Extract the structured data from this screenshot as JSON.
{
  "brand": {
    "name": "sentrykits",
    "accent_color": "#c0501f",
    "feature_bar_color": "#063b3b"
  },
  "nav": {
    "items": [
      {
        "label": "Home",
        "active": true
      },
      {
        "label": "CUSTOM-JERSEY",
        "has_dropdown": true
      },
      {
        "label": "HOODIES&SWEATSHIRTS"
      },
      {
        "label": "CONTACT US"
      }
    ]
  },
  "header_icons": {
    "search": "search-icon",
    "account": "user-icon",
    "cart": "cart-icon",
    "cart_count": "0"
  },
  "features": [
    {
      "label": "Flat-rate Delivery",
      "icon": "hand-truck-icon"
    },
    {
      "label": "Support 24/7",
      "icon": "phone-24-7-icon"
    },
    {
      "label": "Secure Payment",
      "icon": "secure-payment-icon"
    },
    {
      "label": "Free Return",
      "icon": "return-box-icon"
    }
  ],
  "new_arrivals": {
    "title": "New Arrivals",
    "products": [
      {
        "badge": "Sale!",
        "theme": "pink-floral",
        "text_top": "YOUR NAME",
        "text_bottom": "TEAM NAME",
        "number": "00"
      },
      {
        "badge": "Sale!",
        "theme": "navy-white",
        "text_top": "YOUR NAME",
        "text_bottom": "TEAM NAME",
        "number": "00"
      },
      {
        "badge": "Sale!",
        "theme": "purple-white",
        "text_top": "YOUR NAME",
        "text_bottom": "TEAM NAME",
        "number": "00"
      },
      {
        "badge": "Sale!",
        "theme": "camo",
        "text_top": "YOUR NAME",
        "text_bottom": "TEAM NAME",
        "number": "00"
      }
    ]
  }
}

____

● **PROBLEM REQUIREMENTS**: How many lines in these entries hold the string "white"? Answer with the number alone.

● **CORRECT RESPONSE**: 2